--- Task input ---
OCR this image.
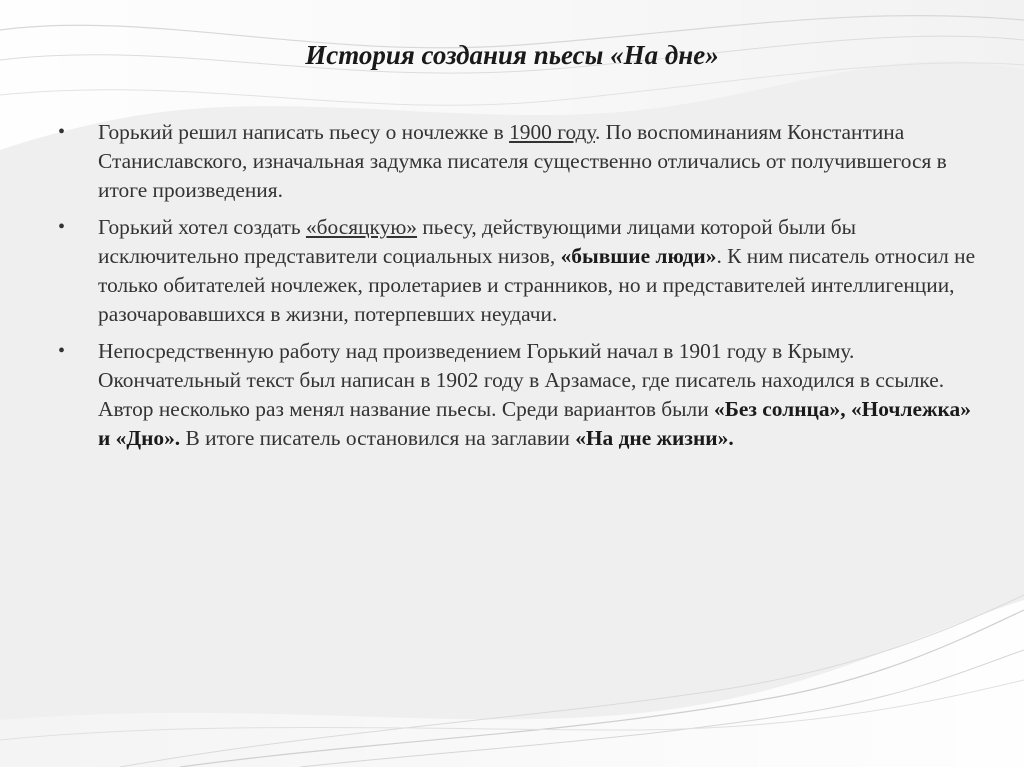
История создания пьесы «На дне»
•	Горький решил написать пьесу о ночлежке в 1900 году. По воспоминаниям Константина Станиславского, изначальная задумка писателя существенно отличались от получившегося в итоге произведения.
•	Горький хотел создать «босяцкую» пьесу, действующими лицами которой были бы исключительно представители социальных низов, «бывшие люди». К ним писатель относил не только обитателей ночлежек, пролетариев и странников, но и представителей интеллигенции, разочаровавшихся в жизни, потерпевших неудачи.
•	Непосредственную работу над произведением Горький начал в 1901 году в Крыму. Окончательный текст был написан в 1902 году в Арзамасе, где писатель находился в ссылке. Автор несколько раз менял название пьесы. Среди вариантов были «Без солнца», «Ночлежка» и «Дно». В итоге писатель остановился на заглавии «На дне жизни».
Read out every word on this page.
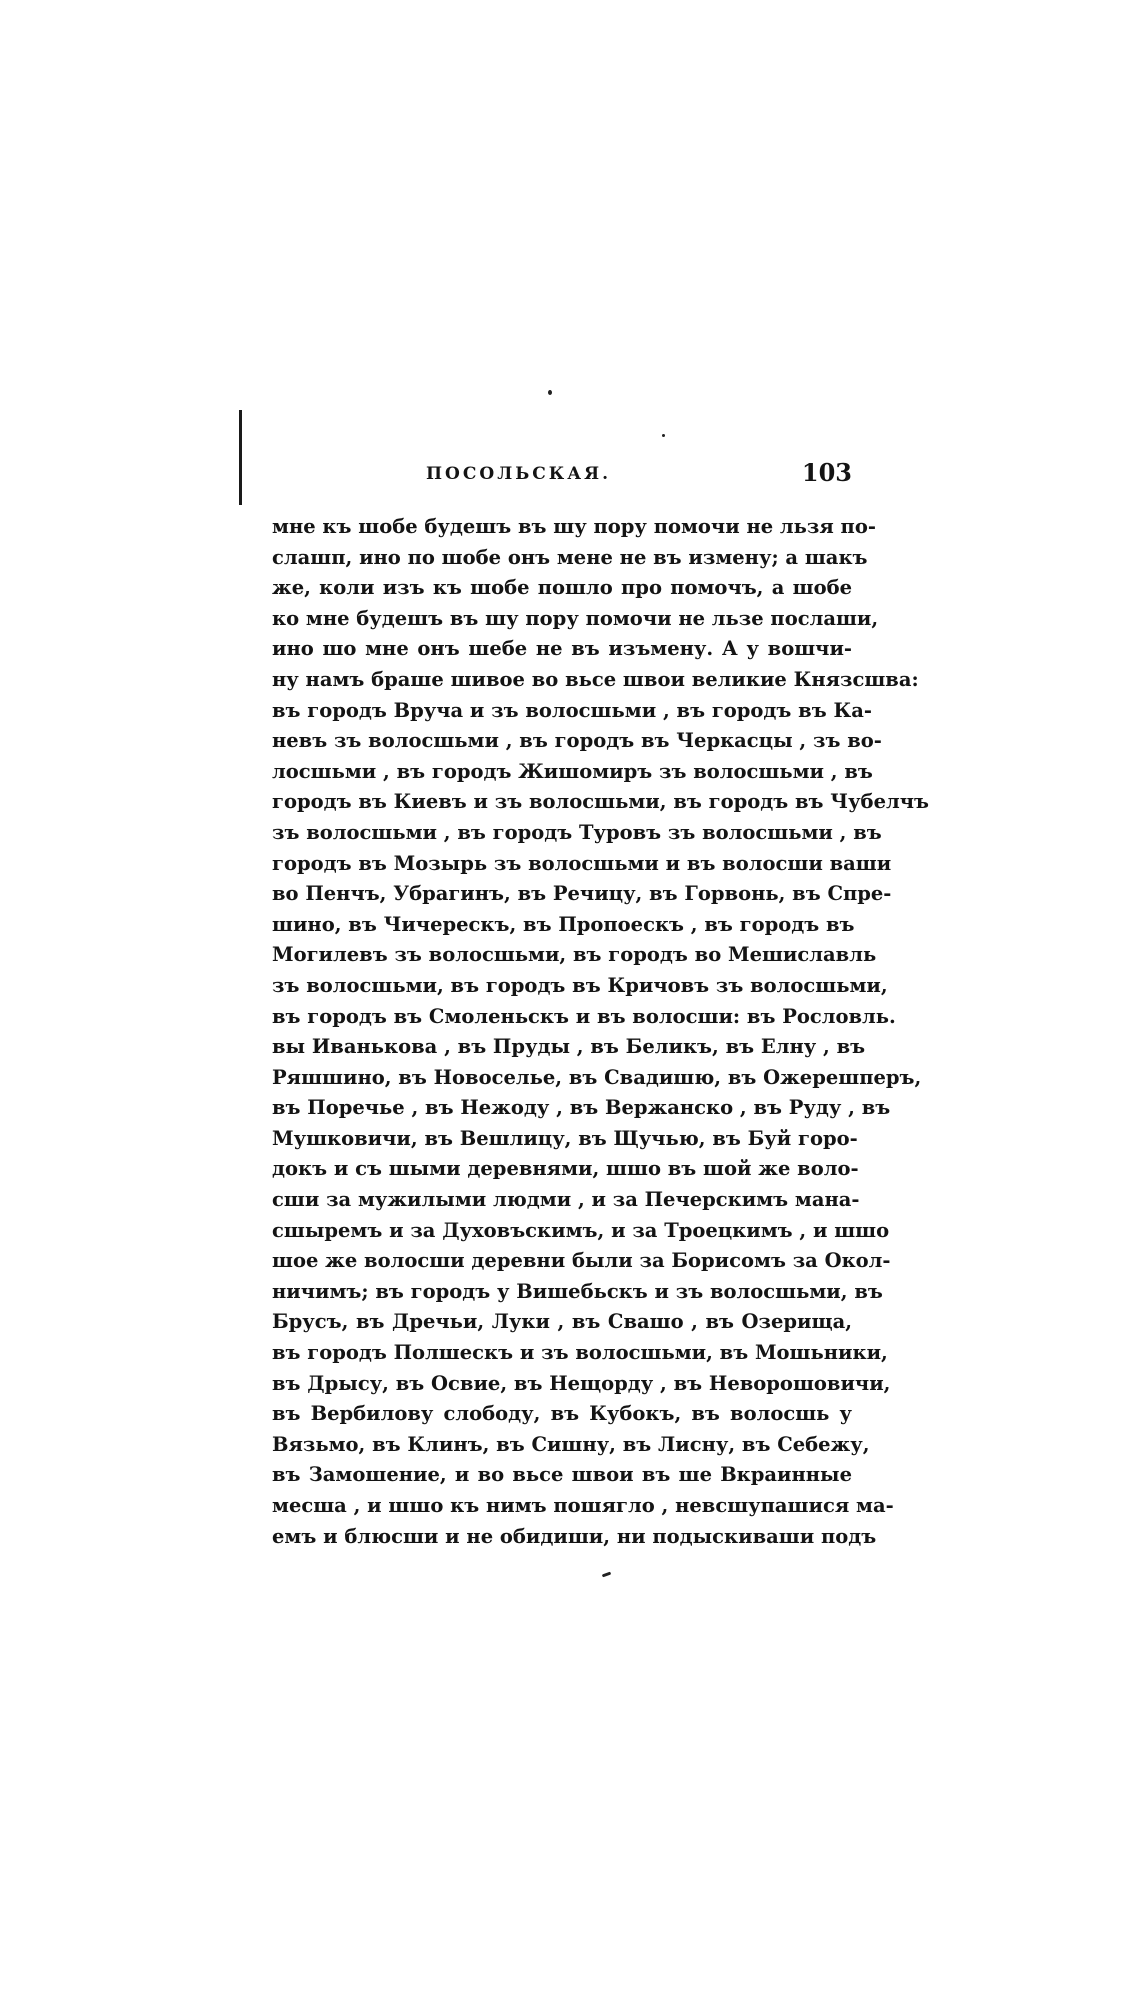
ПОСОЛЬСКАЯ.	103
мне къ шобе будешъ въ шу пору помочи не льзя по-
слашп, ино по шобе онъ мене не въ измену; а шакъ
же, коли изъ къ шобе пошло про помочъ, а шобе
ко мне будешъ въ шу пору помочи не льзе послаши,
ино шо мне онъ шебе не въ изъмену. А у вошчи-
ну намъ брашe шивое во вьсе швои великие Князсшва:
въ городъ Вруча и зъ волосшьми , въ городъ въ Ка-
невъ зъ волосшьми , въ городъ въ Черкасцы , зъ во-
лосшьми , въ городъ Жишомиръ зъ волосшьми , въ
городъ въ Киевъ и зъ волосшьми, въ городъ въ Чубелчъ
зъ волосшьми , въ городъ Туровъ зъ волосшьми , въ
городъ въ Мозырь зъ волосшьми и въ волосши ваши
во Пенчъ, Убрагинъ, въ Речицу, въ Горвонь, въ Спре-
шино, въ Чичерескъ, въ Пропоескъ , въ городъ въ
Могилевъ зъ волосшьми, въ городъ во Мешиславль
зъ волосшьми, въ городъ въ Кричовъ зъ волосшьми,
въ городъ въ Смоленьскъ и въ волосши: въ Рословль.
вы Иванькова , въ Пруды , въ Беликъ, въ Елну , въ
Ряшшино, въ Новоселье, въ Свадишю, въ Ожерешперъ,
въ Поречье , въ Нежоду , въ Вержанско , въ Руду , въ
Мушковичи, въ Вешлицу, въ Щучью, въ Буй горо-
докъ и съ шыми деревнями, шшо въ шой же воло-
сши за мужилыми людми , и за Печерскимъ мана-
сшыремъ и за Духовъскимъ, и за Троецкимъ , и шшо
шое же волосши деревни были за Борисомъ за Окол-
ничимъ; въ городъ у Вишебьскъ и зъ волосшьми, въ
Брусъ, въ Дречьи, Луки , въ Свашо , въ Озерища,
въ городъ Полшескъ и зъ волосшьми, въ Мошьники,
въ Дрысу, въ Освие, въ Нещорду , въ Неворошовичи,
въ Вербилову слободу, въ Кубокъ, въ волосшь у
Вязьмо, въ Клинъ, въ Сишну, въ Лисну, въ Себежу,
въ Замошение, и во вьсе швои въ ше Вкраинные
месша , и шшо къ нимъ пошягло , невсшупашися ма-
емъ и блюсши и не обидиши, ни подыскиваши подъ
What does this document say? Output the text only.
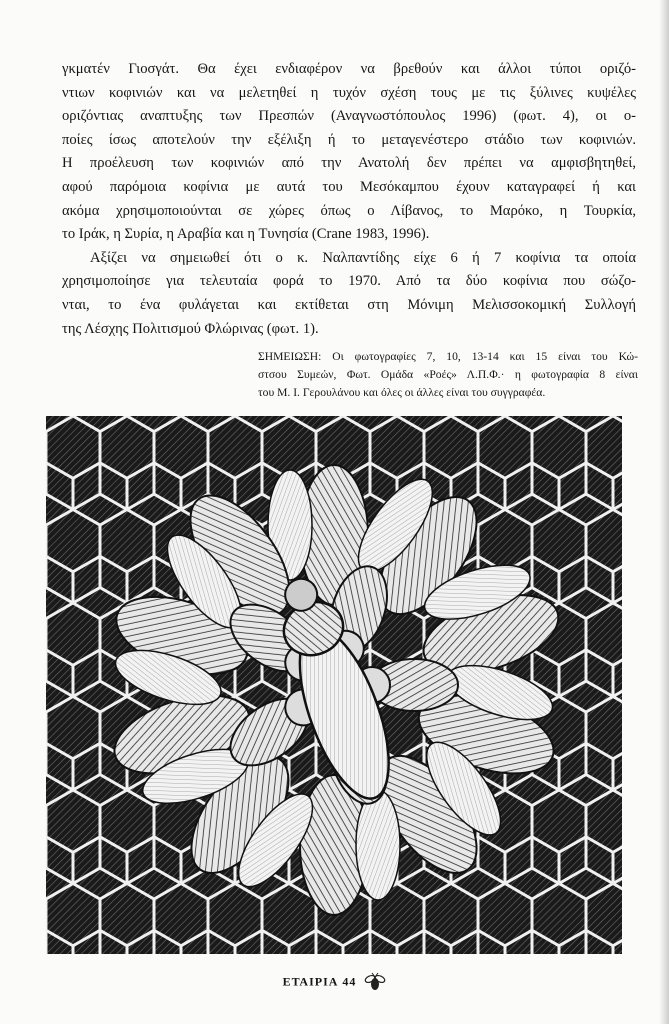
γκματέν Γιοσγάτ. Θα έχει ενδιαφέρον να βρεθούν και άλλοι τύποι οριζό-
ντιων κοφινιών και να μελετηθεί η τυχόν σχέση τους με τις ξύλινες κυψέλες
οριζόντιας αναπτυξης των Πρεσπών (Αναγνωστόπουλος 1996) (φωτ. 4), οι ο-
ποίες ίσως αποτελούν την εξέλιξη ή το μεταγενέστερο στάδιο των κοφινιών.
Η προέλευση των κοφινιών από την Ανατολή δεν πρέπει να αμφισβητηθεί,
αφού παρόμοια κοφίνια με αυτά του Μεσόκαμπου έχουν καταγραφεί ή και
ακόμα χρησιμοποιούνται σε χώρες όπως ο Λίβανος, το Μαρόκο, η Τουρκία,
το Ιράκ, η Συρία, η Αραβία και η Τυνησία (Crane 1983, 1996).

Αξίζει να σημειωθεί ότι ο κ. Ναλπαντίδης είχε 6 ή 7 κοφίνια τα οποία
χρησιμοποίησε για τελευταία φορά το 1970. Από τα δύο κοφίνια που σώζο-
νται, το ένα φυλάγεται και εκτίθεται στη Μόνιμη Μελισσοκομική Συλλογή
της Λέσχης Πολιτισμού Φλώρινας (φωτ. 1).

ΣΗΜΕΙΩΣΗ: Οι φωτογραφίες 7, 10, 13-14 και 15 είναι του Κώ-
στσου Συμεών, Φωτ. Ομάδα «Ροές» Λ.Π.Φ.· η φωτογραφία 8 είναι
του Μ. Ι. Γερουλάνου και όλες οι άλλες είναι του συγγραφέα.
ΕΤΑΙΡΙΑ 44
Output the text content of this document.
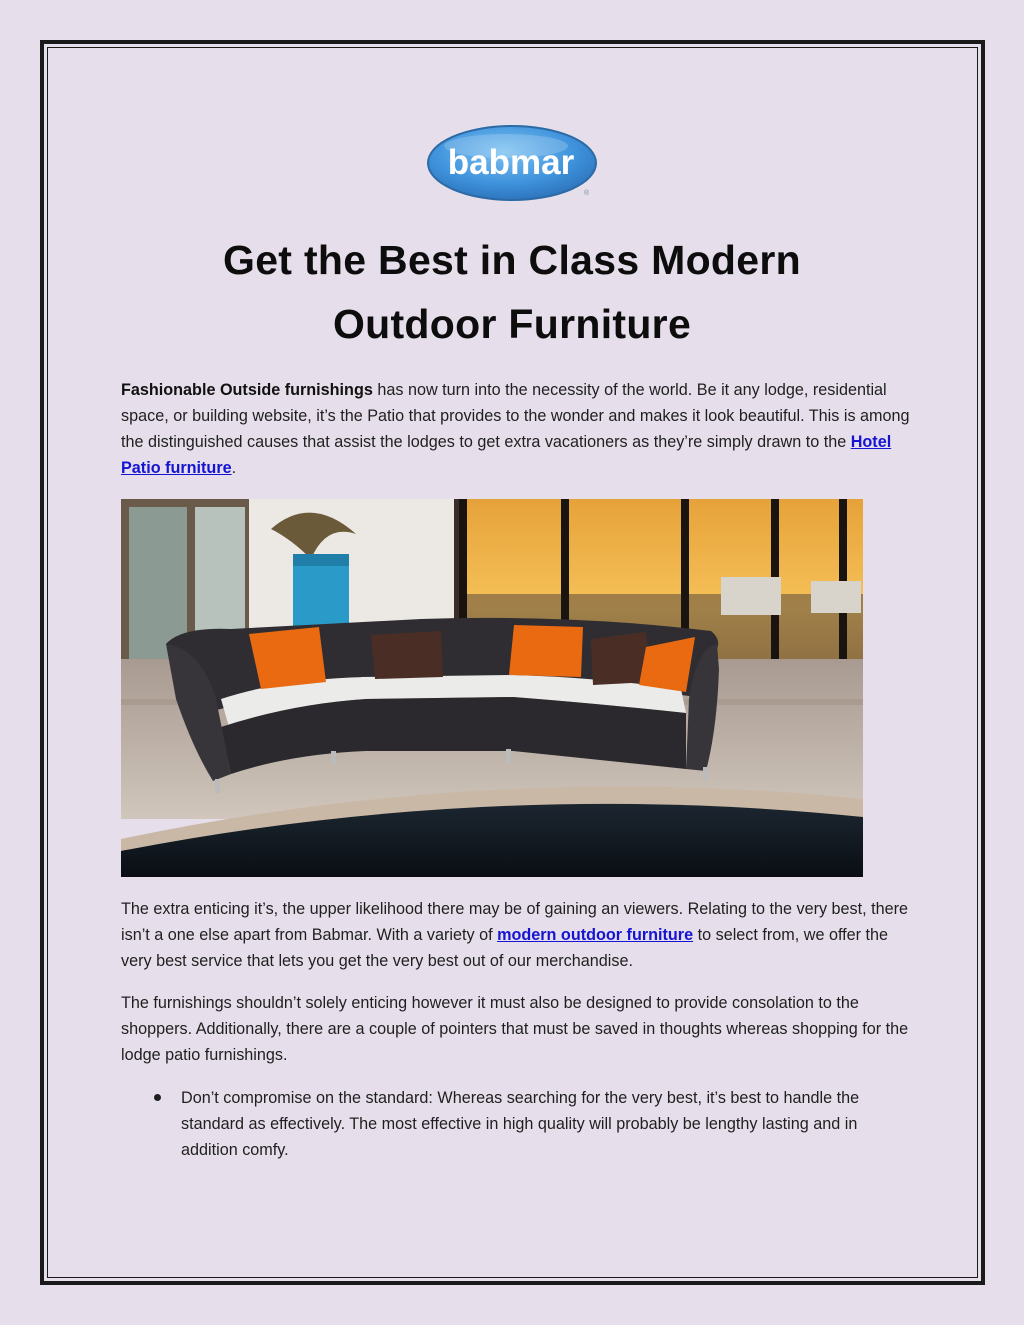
babmar
®
Get the Best in Class Modern
Outdoor Furniture
Fashionable Outside furnishings has now turn into the necessity of the world. Be it any lodge, residential space, or building website, it’s the Patio that provides to the wonder and makes it look beautiful. This is among the distinguished causes that assist the lodges to get extra vacationers as they’re simply drawn to the Hotel Patio furniture.
The extra enticing it’s, the upper likelihood there may be of gaining an viewers. Relating to the very best, there isn’t a one else apart from Babmar. With a variety of modern outdoor furniture to select from, we offer the very best service that lets you get the very best out of our merchandise.
The furnishings shouldn’t solely enticing however it must also be designed to provide consolation to the shoppers. Additionally, there are a couple of pointers that must be saved in thoughts whereas shopping for the lodge patio furnishings.
Don’t compromise on the standard: Whereas searching for the very best, it’s best to handle the standard as effectively. The most effective in high quality will probably be lengthy lasting and in addition comfy.
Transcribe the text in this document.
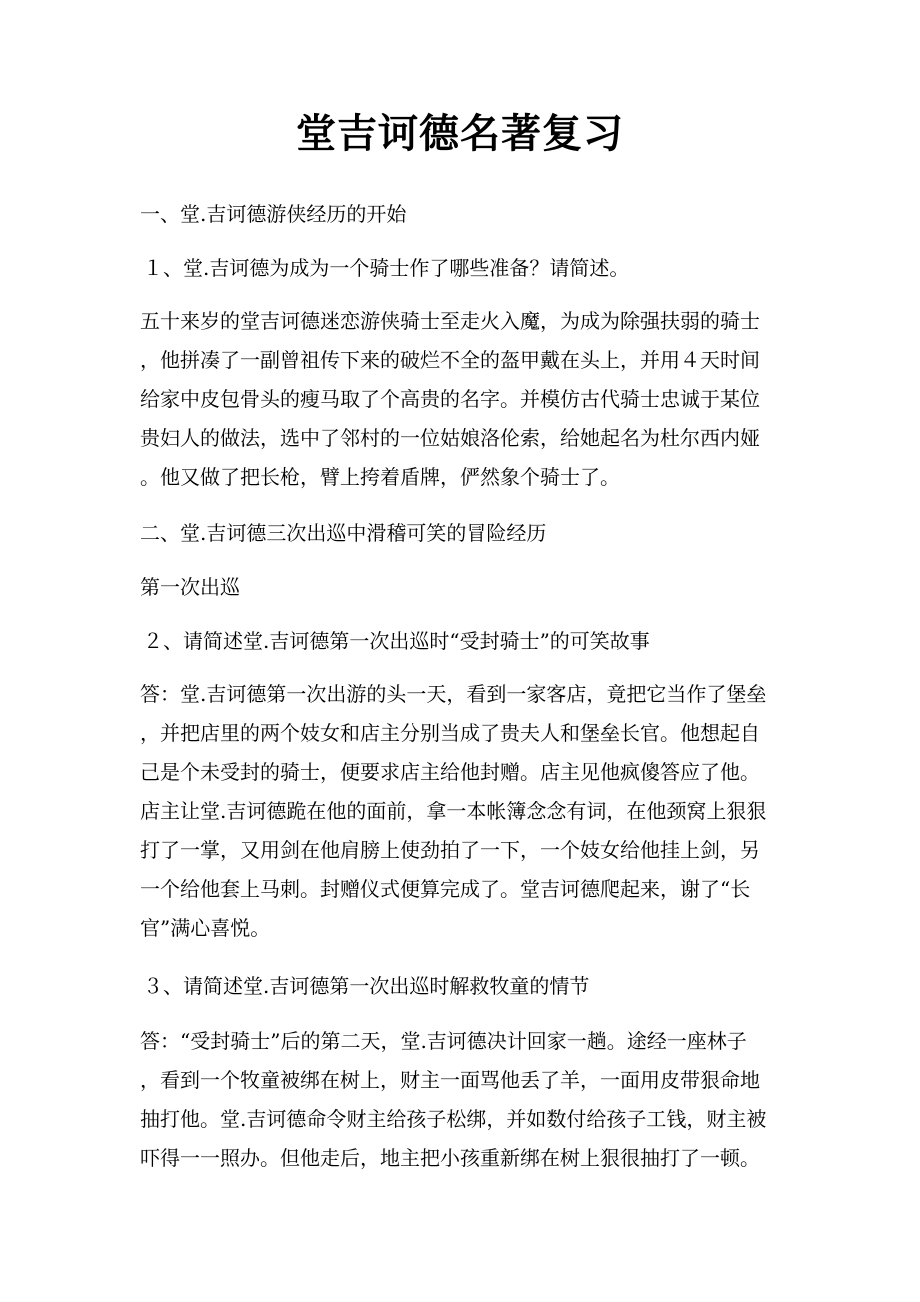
堂吉诃德名著复习

一、堂.吉诃德游侠经历的开始

１、堂.吉诃德为成为一个骑士作了哪些准备？请简述。

五十来岁的堂吉诃德迷恋游侠骑士至走火入魔，为成为除强扶弱的骑士
，他拼凑了一副曾祖传下来的破烂不全的盔甲戴在头上，并用４天时间
给家中皮包骨头的瘦马取了个高贵的名字。并模仿古代骑士忠诚于某位
贵妇人的做法，选中了邻村的一位姑娘洛伦索，给她起名为杜尔西内娅
。他又做了把长枪，臂上挎着盾牌，俨然象个骑士了。

二、堂.吉诃德三次出巡中滑稽可笑的冒险经历

第一次出巡

２、请简述堂.吉诃德第一次出巡时“受封骑士”的可笑故事

答：堂.吉诃德第一次出游的头一天，看到一家客店，竟把它当作了堡垒
，并把店里的两个妓女和店主分别当成了贵夫人和堡垒长官。他想起自
己是个未受封的骑士，便要求店主给他封赠。店主见他疯傻答应了他。
店主让堂.吉诃德跪在他的面前，拿一本帐簿念念有词，在他颈窝上狠狠
打了一掌，又用剑在他肩膀上使劲拍了一下，一个妓女给他挂上剑，另
一个给他套上马刺。封赠仪式便算完成了。堂吉诃德爬起来，谢了“长
官”满心喜悦。

３、请简述堂.吉诃德第一次出巡时解救牧童的情节

答：“受封骑士”后的第二天，堂.吉诃德决计回家一趟。途经一座林子
，看到一个牧童被绑在树上，财主一面骂他丢了羊，一面用皮带狠命地
抽打他。堂.吉诃德命令财主给孩子松绑，并如数付给孩子工钱，财主被
吓得一一照办。但他走后，地主把小孩重新绑在树上狠很抽打了一顿。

--- Stated problem ---
Write out again the lines from the one with "Transcribe the text in this document." through the end of the records exactly, without any of the pictures.

--- Solution to this exercise ---
Transcribe the text in this document.
堂吉诃德名著复习

一、堂.吉诃德游侠经历的开始

１、堂.吉诃德为成为一个骑士作了哪些准备？请简述。

五十来岁的堂吉诃德迷恋游侠骑士至走火入魔，为成为除强扶弱的骑士
，他拼凑了一副曾祖传下来的破烂不全的盔甲戴在头上，并用４天时间
给家中皮包骨头的瘦马取了个高贵的名字。并模仿古代骑士忠诚于某位
贵妇人的做法，选中了邻村的一位姑娘洛伦索，给她起名为杜尔西内娅
。他又做了把长枪，臂上挎着盾牌，俨然象个骑士了。

二、堂.吉诃德三次出巡中滑稽可笑的冒险经历

第一次出巡

２、请简述堂.吉诃德第一次出巡时“受封骑士”的可笑故事

答：堂.吉诃德第一次出游的头一天，看到一家客店，竟把它当作了堡垒
，并把店里的两个妓女和店主分别当成了贵夫人和堡垒长官。他想起自
己是个未受封的骑士，便要求店主给他封赠。店主见他疯傻答应了他。
店主让堂.吉诃德跪在他的面前，拿一本帐簿念念有词，在他颈窝上狠狠
打了一掌，又用剑在他肩膀上使劲拍了一下，一个妓女给他挂上剑，另
一个给他套上马刺。封赠仪式便算完成了。堂吉诃德爬起来，谢了“长
官”满心喜悦。

３、请简述堂.吉诃德第一次出巡时解救牧童的情节

答：“受封骑士”后的第二天，堂.吉诃德决计回家一趟。途经一座林子
，看到一个牧童被绑在树上，财主一面骂他丢了羊，一面用皮带狠命地
抽打他。堂.吉诃德命令财主给孩子松绑，并如数付给孩子工钱，财主被
吓得一一照办。但他走后，地主把小孩重新绑在树上狠很抽打了一顿。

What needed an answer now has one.